> **What is expected**: State how many lines of the entries hold the string "color", and output nothing but that count.
* Start *
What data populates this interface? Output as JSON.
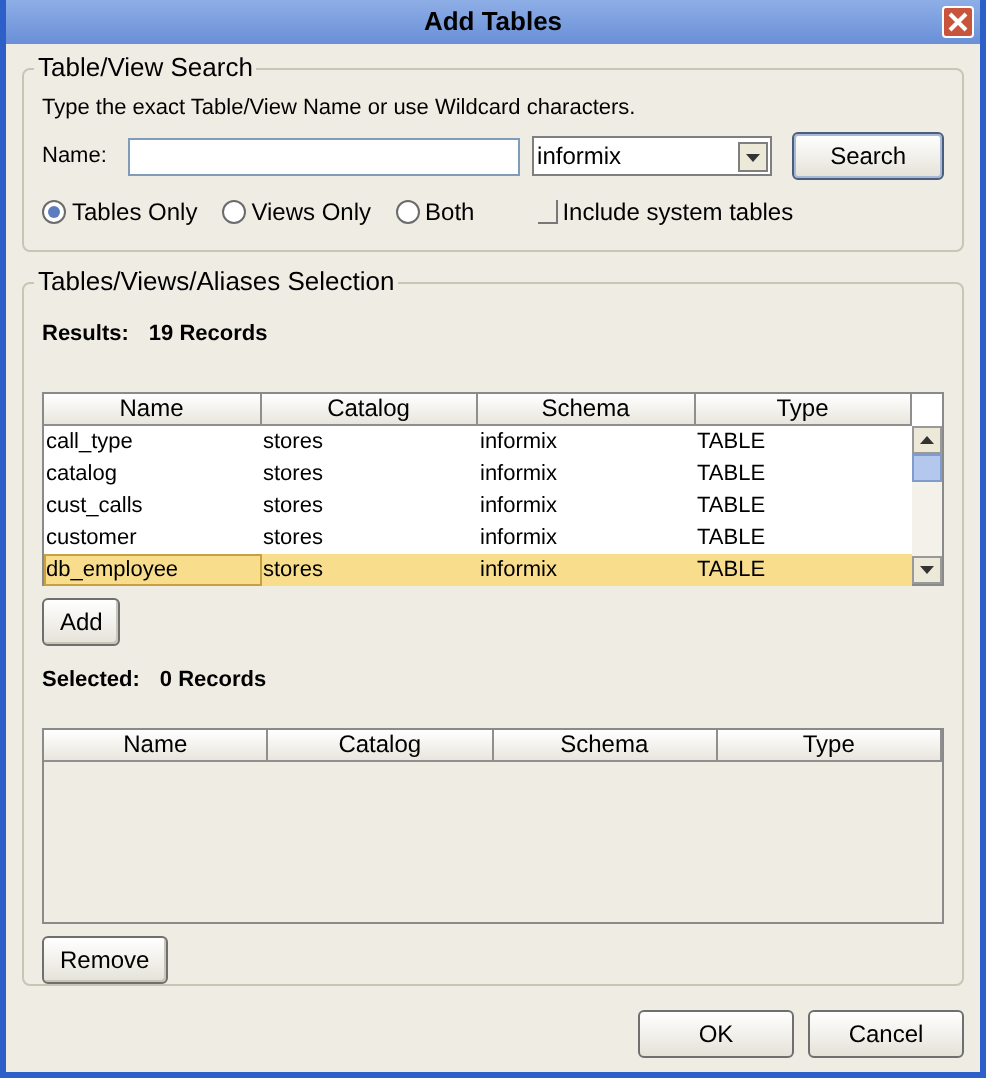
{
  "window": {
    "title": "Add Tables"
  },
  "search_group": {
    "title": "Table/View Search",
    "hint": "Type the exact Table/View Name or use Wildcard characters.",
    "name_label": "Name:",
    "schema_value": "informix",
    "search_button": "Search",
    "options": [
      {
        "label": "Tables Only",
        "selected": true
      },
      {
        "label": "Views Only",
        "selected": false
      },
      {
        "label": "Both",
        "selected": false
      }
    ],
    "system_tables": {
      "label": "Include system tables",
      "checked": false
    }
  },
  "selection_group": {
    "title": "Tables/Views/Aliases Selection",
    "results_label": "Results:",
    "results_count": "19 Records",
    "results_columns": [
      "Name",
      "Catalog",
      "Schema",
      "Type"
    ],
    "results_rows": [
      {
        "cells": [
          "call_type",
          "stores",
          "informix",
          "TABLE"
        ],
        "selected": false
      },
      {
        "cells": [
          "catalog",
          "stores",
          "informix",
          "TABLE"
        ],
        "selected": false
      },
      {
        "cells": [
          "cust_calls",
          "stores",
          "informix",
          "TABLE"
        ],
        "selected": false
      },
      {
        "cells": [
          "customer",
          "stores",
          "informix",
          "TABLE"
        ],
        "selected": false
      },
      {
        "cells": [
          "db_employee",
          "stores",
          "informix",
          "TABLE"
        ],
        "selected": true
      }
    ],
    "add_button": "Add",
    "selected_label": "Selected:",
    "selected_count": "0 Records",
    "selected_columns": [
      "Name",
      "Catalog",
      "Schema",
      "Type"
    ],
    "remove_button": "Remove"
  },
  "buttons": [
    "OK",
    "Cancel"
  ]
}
* End *
* Start *
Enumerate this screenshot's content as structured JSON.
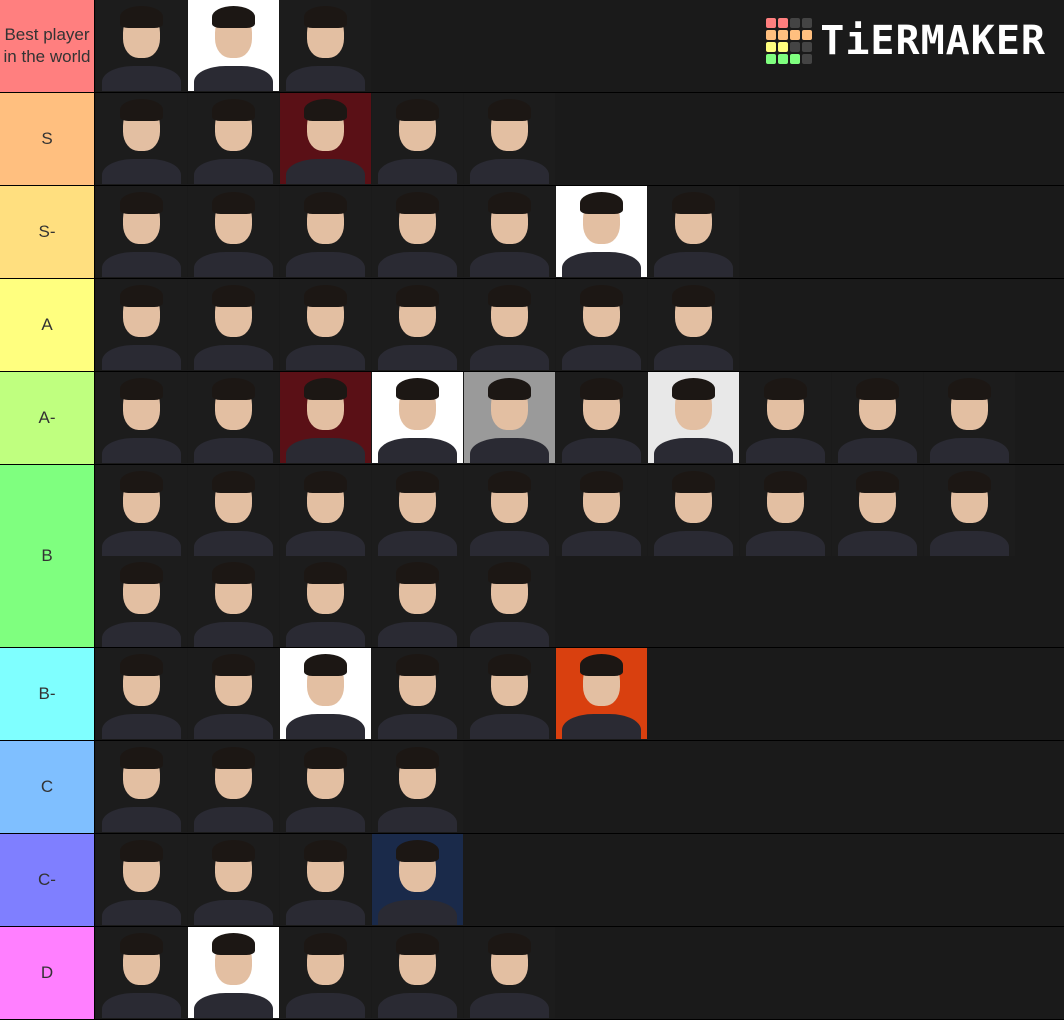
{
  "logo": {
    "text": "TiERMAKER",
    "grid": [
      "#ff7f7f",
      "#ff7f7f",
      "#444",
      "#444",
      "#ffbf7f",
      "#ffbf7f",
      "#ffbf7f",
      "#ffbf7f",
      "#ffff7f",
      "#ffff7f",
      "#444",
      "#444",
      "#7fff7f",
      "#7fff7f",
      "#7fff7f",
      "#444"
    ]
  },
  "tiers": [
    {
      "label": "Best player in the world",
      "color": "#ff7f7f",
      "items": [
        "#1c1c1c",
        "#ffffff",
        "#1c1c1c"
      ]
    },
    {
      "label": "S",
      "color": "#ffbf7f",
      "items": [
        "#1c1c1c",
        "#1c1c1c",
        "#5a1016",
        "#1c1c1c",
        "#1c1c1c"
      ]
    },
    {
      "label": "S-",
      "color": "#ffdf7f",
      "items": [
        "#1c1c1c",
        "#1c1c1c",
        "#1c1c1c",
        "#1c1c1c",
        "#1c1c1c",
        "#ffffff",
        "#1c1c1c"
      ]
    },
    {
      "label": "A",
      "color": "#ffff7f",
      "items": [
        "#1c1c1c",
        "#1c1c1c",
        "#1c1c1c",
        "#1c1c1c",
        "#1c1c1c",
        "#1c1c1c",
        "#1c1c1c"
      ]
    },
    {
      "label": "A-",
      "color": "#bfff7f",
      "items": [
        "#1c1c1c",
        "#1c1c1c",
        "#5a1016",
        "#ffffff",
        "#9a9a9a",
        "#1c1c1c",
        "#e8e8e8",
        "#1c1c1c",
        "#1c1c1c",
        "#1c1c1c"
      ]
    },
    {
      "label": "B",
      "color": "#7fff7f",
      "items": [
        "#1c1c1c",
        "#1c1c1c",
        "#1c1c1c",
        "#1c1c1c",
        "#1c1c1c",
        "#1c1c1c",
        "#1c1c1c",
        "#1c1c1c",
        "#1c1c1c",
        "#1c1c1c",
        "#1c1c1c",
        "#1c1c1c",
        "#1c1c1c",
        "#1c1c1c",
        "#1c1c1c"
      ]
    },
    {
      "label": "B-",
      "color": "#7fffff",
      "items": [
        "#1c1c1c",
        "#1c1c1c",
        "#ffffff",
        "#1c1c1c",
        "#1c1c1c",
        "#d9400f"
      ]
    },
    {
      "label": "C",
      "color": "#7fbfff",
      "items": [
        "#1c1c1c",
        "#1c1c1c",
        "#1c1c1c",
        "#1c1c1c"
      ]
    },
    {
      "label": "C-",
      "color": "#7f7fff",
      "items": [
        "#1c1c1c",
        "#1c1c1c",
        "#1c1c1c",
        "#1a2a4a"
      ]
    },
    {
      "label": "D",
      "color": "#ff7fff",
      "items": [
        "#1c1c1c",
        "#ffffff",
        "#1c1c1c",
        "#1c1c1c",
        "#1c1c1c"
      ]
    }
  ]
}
* End *
> **Written solution**: 10